Start of Supplied text
The cure for anything is salt water — sweat, tears, or the sea.

Photos of this gorgeous Balearic island to follow.






Wednesday, August 27, 2014

100 Años de Julio Cortázar

Image via Club Cultura.

From the French version on El Perseguidor, allegedly Cortázar's favorite short story. Found in Paris.



Yesterday was the 100th anniversary of the birth of Julio Cortázar, one of my favorite authors and I think one of my favorite people too. All social networks were flooded by images of his life and his universe, of links to articles, quotes and photos. Not very often being bombarded by an ton of copy/pasted words feels this good. In this case it did. I love to think about all this people all over the world thinking of him, remembering his words and looking for the right quote to share. Thousands of people, silly like esperanzas, with the technique of a fama (or a librarian, which I'm sure more often than not, people mistake one for the other), and of course the determined enthusiasm of a cronopio that wants to pay a little homage to the biggest cronopio of all.

I visited Cortázar in the Montparnasse cemetery a couple of days ago. This is something I like to do when I go to Paris. Is not about looking at his tomb and the little rocks that people put on top, along with letters, metro tickets and dry flowers. It's about the ritual. It's about walking around his neighborhood trying to recognize what is left of the Paris that he showed to me, the first Paris I ever met.
End of Supplied text
#### Your instructions
Continue the blog post about Julio Cortázar's centenary from its final sentence. The listing that comes next is drawn from a separate source.
Start of Supplied records
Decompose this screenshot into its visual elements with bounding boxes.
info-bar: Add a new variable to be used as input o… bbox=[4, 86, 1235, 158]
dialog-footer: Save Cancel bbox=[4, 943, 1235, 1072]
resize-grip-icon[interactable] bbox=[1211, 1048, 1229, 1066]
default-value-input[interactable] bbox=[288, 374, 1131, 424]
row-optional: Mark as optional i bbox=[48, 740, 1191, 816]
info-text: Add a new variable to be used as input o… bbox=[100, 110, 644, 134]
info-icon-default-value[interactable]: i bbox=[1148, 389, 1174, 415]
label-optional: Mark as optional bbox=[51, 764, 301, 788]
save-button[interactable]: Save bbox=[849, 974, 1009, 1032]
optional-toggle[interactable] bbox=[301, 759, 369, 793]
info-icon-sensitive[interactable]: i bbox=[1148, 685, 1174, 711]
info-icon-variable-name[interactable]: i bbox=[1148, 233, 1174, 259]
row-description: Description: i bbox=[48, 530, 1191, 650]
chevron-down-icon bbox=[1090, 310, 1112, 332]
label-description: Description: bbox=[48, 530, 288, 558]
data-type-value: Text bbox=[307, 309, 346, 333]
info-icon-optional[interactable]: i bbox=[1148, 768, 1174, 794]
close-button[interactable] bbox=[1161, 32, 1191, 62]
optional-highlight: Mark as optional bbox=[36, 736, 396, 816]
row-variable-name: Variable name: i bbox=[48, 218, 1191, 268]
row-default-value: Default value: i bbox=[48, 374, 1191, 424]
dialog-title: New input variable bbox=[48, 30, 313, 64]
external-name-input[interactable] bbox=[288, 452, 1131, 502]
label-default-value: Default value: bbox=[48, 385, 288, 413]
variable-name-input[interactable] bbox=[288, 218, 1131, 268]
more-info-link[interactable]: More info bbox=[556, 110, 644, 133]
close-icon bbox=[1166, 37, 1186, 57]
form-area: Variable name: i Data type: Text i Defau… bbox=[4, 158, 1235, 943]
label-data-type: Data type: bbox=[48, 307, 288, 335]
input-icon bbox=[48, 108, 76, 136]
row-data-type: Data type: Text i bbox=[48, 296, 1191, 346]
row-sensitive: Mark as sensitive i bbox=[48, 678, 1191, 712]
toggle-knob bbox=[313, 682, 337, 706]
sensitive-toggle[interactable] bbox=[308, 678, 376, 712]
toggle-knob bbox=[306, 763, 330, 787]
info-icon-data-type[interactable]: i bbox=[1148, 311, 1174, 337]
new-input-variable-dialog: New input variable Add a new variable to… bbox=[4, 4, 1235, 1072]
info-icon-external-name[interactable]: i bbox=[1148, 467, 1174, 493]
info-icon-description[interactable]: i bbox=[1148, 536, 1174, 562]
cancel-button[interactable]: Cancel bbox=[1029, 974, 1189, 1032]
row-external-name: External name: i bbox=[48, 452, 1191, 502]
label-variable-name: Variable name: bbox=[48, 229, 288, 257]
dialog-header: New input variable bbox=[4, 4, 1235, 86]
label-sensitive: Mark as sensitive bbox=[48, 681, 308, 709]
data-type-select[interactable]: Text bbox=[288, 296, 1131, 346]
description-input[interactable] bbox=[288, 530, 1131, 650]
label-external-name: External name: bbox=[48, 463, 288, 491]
End of Supplied records
#### Result of the exercise
If is not at the Cemetery, I take a minute to go to Saint Germain Des Pres and visit the Old Navy, an easy-to-overlook café he used to write in, or wander around the Quartier Latin, thinking of the Serpent Club or Charlie Parker, or walk along the Rue Cambronne, close to where he shared an apartment with the eternal Maga. Cortázar is still very present in my mental map of Paris. Probably because in Paris I'm a tourist and all the streets and the metro and the little corner cafes are not poluted with too much reality. Paris is still a dream for me and Cortazar his wonderful narrator.

I am currently reading Rayuela in English. The book was a birthday present from my beloved friend Marie which waited quietly until it was meant to be read. I think now is the perfect time for reason that I am not even going to try to explain, because as Julio said, somewhere there is a rubbish bin where all the explanations rest.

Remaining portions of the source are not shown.